What to do: Write out every line of the material exactly as it appears.

Extracted records:
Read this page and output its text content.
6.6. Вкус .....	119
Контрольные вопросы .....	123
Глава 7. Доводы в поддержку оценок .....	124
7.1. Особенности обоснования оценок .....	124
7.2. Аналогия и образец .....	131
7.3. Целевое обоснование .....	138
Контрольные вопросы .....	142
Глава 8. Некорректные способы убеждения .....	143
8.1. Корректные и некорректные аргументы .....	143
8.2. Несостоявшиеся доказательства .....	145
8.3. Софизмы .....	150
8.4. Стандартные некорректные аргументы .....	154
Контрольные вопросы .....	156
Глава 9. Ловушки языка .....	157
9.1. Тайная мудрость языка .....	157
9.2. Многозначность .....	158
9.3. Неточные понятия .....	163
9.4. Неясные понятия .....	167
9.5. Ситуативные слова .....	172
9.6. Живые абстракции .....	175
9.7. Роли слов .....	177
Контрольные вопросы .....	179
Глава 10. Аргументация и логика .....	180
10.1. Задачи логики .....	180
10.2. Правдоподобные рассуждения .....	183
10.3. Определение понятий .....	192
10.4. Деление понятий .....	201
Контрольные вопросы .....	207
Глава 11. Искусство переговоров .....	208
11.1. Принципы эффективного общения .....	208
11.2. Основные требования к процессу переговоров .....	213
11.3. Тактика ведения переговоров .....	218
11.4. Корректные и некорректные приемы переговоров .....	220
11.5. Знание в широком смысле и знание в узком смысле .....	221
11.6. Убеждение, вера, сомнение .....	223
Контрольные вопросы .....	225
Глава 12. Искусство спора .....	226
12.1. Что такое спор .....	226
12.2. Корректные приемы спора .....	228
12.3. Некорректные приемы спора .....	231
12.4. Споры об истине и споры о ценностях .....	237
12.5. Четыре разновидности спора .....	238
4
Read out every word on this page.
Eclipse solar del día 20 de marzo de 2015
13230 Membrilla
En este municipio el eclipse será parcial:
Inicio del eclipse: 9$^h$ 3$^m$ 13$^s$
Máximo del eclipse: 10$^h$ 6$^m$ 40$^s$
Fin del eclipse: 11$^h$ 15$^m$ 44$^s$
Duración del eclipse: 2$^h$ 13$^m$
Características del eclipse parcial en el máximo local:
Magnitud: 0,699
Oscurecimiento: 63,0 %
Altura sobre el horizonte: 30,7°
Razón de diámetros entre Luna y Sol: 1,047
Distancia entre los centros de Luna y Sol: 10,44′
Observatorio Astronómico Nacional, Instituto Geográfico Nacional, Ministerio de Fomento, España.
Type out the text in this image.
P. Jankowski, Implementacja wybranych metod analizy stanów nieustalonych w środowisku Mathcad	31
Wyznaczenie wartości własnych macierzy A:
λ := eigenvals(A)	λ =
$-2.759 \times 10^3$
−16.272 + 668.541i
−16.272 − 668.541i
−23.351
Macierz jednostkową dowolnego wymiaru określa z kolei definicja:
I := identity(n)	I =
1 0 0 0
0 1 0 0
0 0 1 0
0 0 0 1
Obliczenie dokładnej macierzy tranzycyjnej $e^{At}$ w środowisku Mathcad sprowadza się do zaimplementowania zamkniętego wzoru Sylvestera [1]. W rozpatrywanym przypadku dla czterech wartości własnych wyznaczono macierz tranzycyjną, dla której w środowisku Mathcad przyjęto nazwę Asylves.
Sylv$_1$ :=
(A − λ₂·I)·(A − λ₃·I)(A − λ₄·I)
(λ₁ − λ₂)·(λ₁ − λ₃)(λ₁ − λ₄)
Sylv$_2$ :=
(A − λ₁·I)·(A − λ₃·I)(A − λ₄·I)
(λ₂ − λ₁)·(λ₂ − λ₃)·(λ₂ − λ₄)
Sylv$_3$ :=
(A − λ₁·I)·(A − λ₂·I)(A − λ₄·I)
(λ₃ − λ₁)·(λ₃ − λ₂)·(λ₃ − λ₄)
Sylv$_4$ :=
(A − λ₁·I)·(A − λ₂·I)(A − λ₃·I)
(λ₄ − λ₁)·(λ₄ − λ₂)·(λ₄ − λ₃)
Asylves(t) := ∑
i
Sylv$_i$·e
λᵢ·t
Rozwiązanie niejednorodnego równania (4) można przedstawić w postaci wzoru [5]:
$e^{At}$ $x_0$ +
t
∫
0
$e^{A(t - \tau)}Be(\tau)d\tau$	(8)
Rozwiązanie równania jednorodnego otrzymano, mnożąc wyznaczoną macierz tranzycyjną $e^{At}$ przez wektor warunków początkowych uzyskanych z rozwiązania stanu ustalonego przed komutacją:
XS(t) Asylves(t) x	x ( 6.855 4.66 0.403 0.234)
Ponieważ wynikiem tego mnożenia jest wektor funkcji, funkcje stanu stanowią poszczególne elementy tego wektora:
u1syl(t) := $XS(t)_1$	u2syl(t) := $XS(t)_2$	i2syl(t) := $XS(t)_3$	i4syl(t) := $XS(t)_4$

Exercise solution:
Read this page and output its text content.
6.6. Вкус .....	119
Контрольные вопросы .....	123
Глава 7. Доводы в поддержку оценок .....	124
7.1. Особенности обоснования оценок .....	124
7.2. Аналогия и образец .....	131
7.3. Целевое обоснование .....	138
Контрольные вопросы .....	142
Глава 8. Некорректные способы убеждения .....	143
8.1. Корректные и некорректные аргументы .....	143
8.2. Несостоявшиеся доказательства .....	145
8.3. Софизмы .....	150
8.4. Стандартные некорректные аргументы .....	154
Контрольные вопросы .....	156
Глава 9. Ловушки языка .....	157
9.1. Тайная мудрость языка .....	157
9.2. Многозначность .....	158
9.3. Неточные понятия .....	163
9.4. Неясные понятия .....	167
9.5. Ситуативные слова .....	172
9.6. Живые абстракции .....	175
9.7. Роли слов .....	177
Контрольные вопросы .....	179
Глава 10. Аргументация и логика .....	180
10.1. Задачи логики .....	180
10.2. Правдоподобные рассуждения .....	183
10.3. Определение понятий .....	192
10.4. Деление понятий .....	201
Контрольные вопросы .....	207
Глава 11. Искусство переговоров .....	208
11.1. Принципы эффективного общения .....	208
11.2. Основные требования к процессу переговоров .....	213
11.3. Тактика ведения переговоров .....	218
11.4. Корректные и некорректные приемы переговоров .....	220
11.5. Знание в широком смысле и знание в узком смысле .....	221
11.6. Убеждение, вера, сомнение .....	223
Контрольные вопросы .....	225
Глава 12. Искусство спора .....	226
12.1. Что такое спор .....	226
12.2. Корректные приемы спора .....	228
12.3. Некорректные приемы спора .....	231
12.4. Споры об истине и споры о ценностях .....	237
12.5. Четыре разновидности спора .....	238
4
Read out every word on this page.
Eclipse solar del día 20 de marzo de 2015
13230 Membrilla
En este municipio el eclipse será parcial:
Inicio del eclipse: 9$^h$ 3$^m$ 13$^s$
Máximo del eclipse: 10$^h$ 6$^m$ 40$^s$
Fin del eclipse: 11$^h$ 15$^m$ 44$^s$
Duración del eclipse: 2$^h$ 13$^m$
Características del eclipse parcial en el máximo local:
Magnitud: 0,699
Oscurecimiento: 63,0 %
Altura sobre el horizonte: 30,7°
Razón de diámetros entre Luna y Sol: 1,047
Distancia entre los centros de Luna y Sol: 10,44′
Observatorio Astronómico Nacional, Instituto Geográfico Nacional, Ministerio de Fomento, España.
Type out the text in this image.
P. Jankowski, Implementacja wybranych metod analizy stanów nieustalonych w środowisku Mathcad	31
Wyznaczenie wartości własnych macierzy A:
λ := eigenvals(A)	λ =
$-2.759 \times 10^3$
−16.272 + 668.541i
−16.272 − 668.541i
−23.351
Macierz jednostkową dowolnego wymiaru określa z kolei definicja:
I := identity(n)	I =
1 0 0 0
0 1 0 0
0 0 1 0
0 0 0 1
Obliczenie dokładnej macierzy tranzycyjnej $e^{At}$ w środowisku Mathcad sprowadza się do zaimplementowania zamkniętego wzoru Sylvestera [1]. W rozpatrywanym przypadku dla czterech wartości własnych wyznaczono macierz tranzycyjną, dla której w środowisku Mathcad przyjęto nazwę Asylves.
Sylv$_1$ :=
(A − λ₂·I)·(A − λ₃·I)(A − λ₄·I)
(λ₁ − λ₂)·(λ₁ − λ₃)(λ₁ − λ₄)
Sylv$_2$ :=
(A − λ₁·I)·(A − λ₃·I)(A − λ₄·I)
(λ₂ − λ₁)·(λ₂ − λ₃)·(λ₂ − λ₄)
Sylv$_3$ :=
(A − λ₁·I)·(A − λ₂·I)(A − λ₄·I)
(λ₃ − λ₁)·(λ₃ − λ₂)·(λ₃ − λ₄)
Sylv$_4$ :=
(A − λ₁·I)·(A − λ₂·I)(A − λ₃·I)
(λ₄ − λ₁)·(λ₄ − λ₂)·(λ₄ − λ₃)
Asylves(t) := ∑
i
Sylv$_i$·e
λᵢ·t
Rozwiązanie niejednorodnego równania (4) można przedstawić w postaci wzoru [5]:
$e^{At}$ $x_0$ +
t
∫
0
$e^{A(t - \tau)}Be(\tau)d\tau$	(8)
Rozwiązanie równania jednorodnego otrzymano, mnożąc wyznaczoną macierz tranzycyjną $e^{At}$ przez wektor warunków początkowych uzyskanych z rozwiązania stanu ustalonego przed komutacją:
XS(t) Asylves(t) x	x ( 6.855 4.66 0.403 0.234)
Ponieważ wynikiem tego mnożenia jest wektor funkcji, funkcje stanu stanowią poszczególne elementy tego wektora:
u1syl(t) := $XS(t)_1$	u2syl(t) := $XS(t)_2$	i2syl(t) := $XS(t)_3$	i4syl(t) := $XS(t)_4$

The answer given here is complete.